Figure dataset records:
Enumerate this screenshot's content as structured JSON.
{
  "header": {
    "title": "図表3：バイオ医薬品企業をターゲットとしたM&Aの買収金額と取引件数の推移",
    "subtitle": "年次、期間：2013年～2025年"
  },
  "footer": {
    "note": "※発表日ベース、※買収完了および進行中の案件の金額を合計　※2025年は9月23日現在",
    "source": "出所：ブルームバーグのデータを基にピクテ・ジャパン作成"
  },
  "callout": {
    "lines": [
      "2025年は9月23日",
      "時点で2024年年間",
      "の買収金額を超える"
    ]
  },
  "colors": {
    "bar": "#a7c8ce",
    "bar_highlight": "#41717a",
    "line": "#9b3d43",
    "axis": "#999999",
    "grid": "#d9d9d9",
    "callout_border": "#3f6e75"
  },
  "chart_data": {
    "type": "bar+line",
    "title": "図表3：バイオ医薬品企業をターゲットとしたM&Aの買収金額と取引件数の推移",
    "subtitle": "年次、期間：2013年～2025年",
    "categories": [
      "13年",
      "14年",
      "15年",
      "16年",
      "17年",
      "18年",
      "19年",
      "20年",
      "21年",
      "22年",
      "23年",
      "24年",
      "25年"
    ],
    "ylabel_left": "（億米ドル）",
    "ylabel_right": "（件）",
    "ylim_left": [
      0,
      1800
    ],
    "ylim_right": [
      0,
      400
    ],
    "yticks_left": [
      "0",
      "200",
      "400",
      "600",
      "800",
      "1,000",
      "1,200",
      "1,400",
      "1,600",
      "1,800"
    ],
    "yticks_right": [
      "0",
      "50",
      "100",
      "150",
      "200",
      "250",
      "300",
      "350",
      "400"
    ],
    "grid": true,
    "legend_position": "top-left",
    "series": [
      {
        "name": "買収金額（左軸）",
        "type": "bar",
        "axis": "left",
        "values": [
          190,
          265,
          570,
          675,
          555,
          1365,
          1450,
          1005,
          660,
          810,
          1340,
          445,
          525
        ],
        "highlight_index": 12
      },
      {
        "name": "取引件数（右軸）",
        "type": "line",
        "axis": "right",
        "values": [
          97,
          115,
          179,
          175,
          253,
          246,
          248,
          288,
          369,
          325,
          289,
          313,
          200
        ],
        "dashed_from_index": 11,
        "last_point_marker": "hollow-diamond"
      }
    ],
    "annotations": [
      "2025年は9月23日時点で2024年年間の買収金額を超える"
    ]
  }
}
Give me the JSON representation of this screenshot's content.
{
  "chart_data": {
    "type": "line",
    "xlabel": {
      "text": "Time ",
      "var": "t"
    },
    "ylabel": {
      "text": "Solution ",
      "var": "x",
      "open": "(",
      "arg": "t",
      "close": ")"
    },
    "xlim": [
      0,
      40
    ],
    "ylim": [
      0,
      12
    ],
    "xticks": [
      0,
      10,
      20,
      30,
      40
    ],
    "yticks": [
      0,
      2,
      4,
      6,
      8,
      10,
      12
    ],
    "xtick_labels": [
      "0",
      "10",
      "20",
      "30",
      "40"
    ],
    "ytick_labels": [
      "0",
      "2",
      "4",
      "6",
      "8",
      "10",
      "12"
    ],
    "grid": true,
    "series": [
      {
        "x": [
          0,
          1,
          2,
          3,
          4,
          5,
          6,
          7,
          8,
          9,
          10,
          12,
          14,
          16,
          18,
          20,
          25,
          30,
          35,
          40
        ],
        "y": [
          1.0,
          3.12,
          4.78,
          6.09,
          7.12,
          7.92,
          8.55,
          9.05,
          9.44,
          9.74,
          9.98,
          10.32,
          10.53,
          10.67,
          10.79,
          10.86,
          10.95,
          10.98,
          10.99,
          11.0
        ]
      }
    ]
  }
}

Problem: Give the listing above again, word for word.

Exercise solution:
Enumerate this screenshot's content as structured JSON.
{
  "header": {
    "title": "図表3：バイオ医薬品企業をターゲットとしたM&Aの買収金額と取引件数の推移",
    "subtitle": "年次、期間：2013年～2025年"
  },
  "footer": {
    "note": "※発表日ベース、※買収完了および進行中の案件の金額を合計　※2025年は9月23日現在",
    "source": "出所：ブルームバーグのデータを基にピクテ・ジャパン作成"
  },
  "callout": {
    "lines": [
      "2025年は9月23日",
      "時点で2024年年間",
      "の買収金額を超える"
    ]
  },
  "colors": {
    "bar": "#a7c8ce",
    "bar_highlight": "#41717a",
    "line": "#9b3d43",
    "axis": "#999999",
    "grid": "#d9d9d9",
    "callout_border": "#3f6e75"
  },
  "chart_data": {
    "type": "bar+line",
    "title": "図表3：バイオ医薬品企業をターゲットとしたM&Aの買収金額と取引件数の推移",
    "subtitle": "年次、期間：2013年～2025年",
    "categories": [
      "13年",
      "14年",
      "15年",
      "16年",
      "17年",
      "18年",
      "19年",
      "20年",
      "21年",
      "22年",
      "23年",
      "24年",
      "25年"
    ],
    "ylabel_left": "（億米ドル）",
    "ylabel_right": "（件）",
    "ylim_left": [
      0,
      1800
    ],
    "ylim_right": [
      0,
      400
    ],
    "yticks_left": [
      "0",
      "200",
      "400",
      "600",
      "800",
      "1,000",
      "1,200",
      "1,400",
      "1,600",
      "1,800"
    ],
    "yticks_right": [
      "0",
      "50",
      "100",
      "150",
      "200",
      "250",
      "300",
      "350",
      "400"
    ],
    "grid": true,
    "legend_position": "top-left",
    "series": [
      {
        "name": "買収金額（左軸）",
        "type": "bar",
        "axis": "left",
        "values": [
          190,
          265,
          570,
          675,
          555,
          1365,
          1450,
          1005,
          660,
          810,
          1340,
          445,
          525
        ],
        "highlight_index": 12
      },
      {
        "name": "取引件数（右軸）",
        "type": "line",
        "axis": "right",
        "values": [
          97,
          115,
          179,
          175,
          253,
          246,
          248,
          288,
          369,
          325,
          289,
          313,
          200
        ],
        "dashed_from_index": 11,
        "last_point_marker": "hollow-diamond"
      }
    ],
    "annotations": [
      "2025年は9月23日時点で2024年年間の買収金額を超える"
    ]
  }
}
Give me the JSON representation of this screenshot's content.
{
  "chart_data": {
    "type": "line",
    "xlabel": {
      "text": "Time ",
      "var": "t"
    },
    "ylabel": {
      "text": "Solution ",
      "var": "x",
      "open": "(",
      "arg": "t",
      "close": ")"
    },
    "xlim": [
      0,
      40
    ],
    "ylim": [
      0,
      12
    ],
    "xticks": [
      0,
      10,
      20,
      30,
      40
    ],
    "yticks": [
      0,
      2,
      4,
      6,
      8,
      10,
      12
    ],
    "xtick_labels": [
      "0",
      "10",
      "20",
      "30",
      "40"
    ],
    "ytick_labels": [
      "0",
      "2",
      "4",
      "6",
      "8",
      "10",
      "12"
    ],
    "grid": true,
    "series": [
      {
        "x": [
          0,
          1,
          2,
          3,
          4,
          5,
          6,
          7,
          8,
          9,
          10,
          12,
          14,
          16,
          18,
          20,
          25,
          30,
          35,
          40
        ],
        "y": [
          1.0,
          3.12,
          4.78,
          6.09,
          7.12,
          7.92,
          8.55,
          9.05,
          9.44,
          9.74,
          9.98,
          10.32,
          10.53,
          10.67,
          10.79,
          10.86,
          10.95,
          10.98,
          10.99,
          11.0
        ]
      }
    ]
  }
}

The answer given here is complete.